EXERCISE OBJECTIVE: Give the count of lines in the data that include "учиться", with no other words.
· · · · ·
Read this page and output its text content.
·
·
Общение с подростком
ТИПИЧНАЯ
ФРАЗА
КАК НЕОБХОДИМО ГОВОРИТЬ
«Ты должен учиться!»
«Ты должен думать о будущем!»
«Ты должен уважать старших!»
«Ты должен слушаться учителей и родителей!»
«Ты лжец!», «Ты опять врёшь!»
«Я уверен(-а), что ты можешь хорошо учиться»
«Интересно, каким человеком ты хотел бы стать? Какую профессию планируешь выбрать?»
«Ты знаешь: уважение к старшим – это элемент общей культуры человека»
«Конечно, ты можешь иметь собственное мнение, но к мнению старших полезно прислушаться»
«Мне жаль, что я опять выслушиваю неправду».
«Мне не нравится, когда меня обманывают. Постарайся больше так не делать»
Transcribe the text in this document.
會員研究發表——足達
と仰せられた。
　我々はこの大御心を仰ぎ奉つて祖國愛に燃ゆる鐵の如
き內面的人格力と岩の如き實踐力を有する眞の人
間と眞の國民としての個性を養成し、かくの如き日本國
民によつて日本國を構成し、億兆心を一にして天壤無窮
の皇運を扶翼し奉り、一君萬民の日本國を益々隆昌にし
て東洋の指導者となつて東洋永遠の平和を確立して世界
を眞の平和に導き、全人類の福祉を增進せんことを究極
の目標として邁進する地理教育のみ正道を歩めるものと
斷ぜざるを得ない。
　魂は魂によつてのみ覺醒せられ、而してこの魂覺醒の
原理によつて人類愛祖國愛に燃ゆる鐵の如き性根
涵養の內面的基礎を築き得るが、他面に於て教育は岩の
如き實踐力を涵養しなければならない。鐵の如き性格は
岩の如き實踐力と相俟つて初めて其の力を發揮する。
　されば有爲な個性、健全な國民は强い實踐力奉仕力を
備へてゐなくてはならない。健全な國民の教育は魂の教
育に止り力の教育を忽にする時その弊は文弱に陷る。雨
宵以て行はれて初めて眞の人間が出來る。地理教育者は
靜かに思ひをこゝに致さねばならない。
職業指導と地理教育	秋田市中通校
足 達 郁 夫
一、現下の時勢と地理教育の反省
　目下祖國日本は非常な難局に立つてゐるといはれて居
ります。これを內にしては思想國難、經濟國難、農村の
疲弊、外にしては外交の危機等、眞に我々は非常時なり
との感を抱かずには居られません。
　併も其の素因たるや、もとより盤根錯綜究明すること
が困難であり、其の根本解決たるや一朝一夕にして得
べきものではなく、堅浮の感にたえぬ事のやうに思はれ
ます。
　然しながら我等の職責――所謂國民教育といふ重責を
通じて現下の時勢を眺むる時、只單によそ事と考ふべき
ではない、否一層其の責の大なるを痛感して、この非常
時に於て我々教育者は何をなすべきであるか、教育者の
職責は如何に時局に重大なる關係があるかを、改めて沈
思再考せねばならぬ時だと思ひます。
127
· · · · ·
PROBLEM SOLUTION: 2